▸ PROBLEM DETAILS:
Retype the records exactly.

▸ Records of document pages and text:
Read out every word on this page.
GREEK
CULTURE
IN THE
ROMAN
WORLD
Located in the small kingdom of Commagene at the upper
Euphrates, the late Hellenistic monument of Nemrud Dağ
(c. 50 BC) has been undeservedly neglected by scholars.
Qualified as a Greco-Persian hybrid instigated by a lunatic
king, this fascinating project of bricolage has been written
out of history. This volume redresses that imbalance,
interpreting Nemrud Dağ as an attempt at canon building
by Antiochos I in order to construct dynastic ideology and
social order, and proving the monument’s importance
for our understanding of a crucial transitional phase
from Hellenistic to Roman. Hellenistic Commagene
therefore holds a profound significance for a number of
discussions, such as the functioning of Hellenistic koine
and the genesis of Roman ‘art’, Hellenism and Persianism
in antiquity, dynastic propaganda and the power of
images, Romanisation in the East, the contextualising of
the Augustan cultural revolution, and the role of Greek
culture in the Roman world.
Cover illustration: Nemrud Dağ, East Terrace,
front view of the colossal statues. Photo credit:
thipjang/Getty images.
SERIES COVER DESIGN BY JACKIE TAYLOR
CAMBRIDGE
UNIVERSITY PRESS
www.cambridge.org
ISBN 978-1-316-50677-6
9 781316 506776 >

▸ RESPONSE BOX:
Read out every word on this page.
GREEK
CULTURE
IN THE
ROMAN
WORLD
Located in the small kingdom of Commagene at the upper
Euphrates, the late Hellenistic monument of Nemrud Dağ
(c. 50 BC) has been undeservedly neglected by scholars.
Qualified as a Greco-Persian hybrid instigated by a lunatic
king, this fascinating project of bricolage has been written
out of history. This volume redresses that imbalance,
interpreting Nemrud Dağ as an attempt at canon building
by Antiochos I in order to construct dynastic ideology and
social order, and proving the monument’s importance
for our understanding of a crucial transitional phase
from Hellenistic to Roman. Hellenistic Commagene
therefore holds a profound significance for a number of
discussions, such as the functioning of Hellenistic koine
and the genesis of Roman ‘art’, Hellenism and Persianism
in antiquity, dynastic propaganda and the power of
images, Romanisation in the East, the contextualising of
the Augustan cultural revolution, and the role of Greek
culture in the Roman world.
Cover illustration: Nemrud Dağ, East Terrace,
front view of the colossal statues. Photo credit:
thipjang/Getty images.
SERIES COVER DESIGN BY JACKIE TAYLOR
CAMBRIDGE
UNIVERSITY PRESS
www.cambridge.org
ISBN 978-1-316-50677-6
9 781316 506776 >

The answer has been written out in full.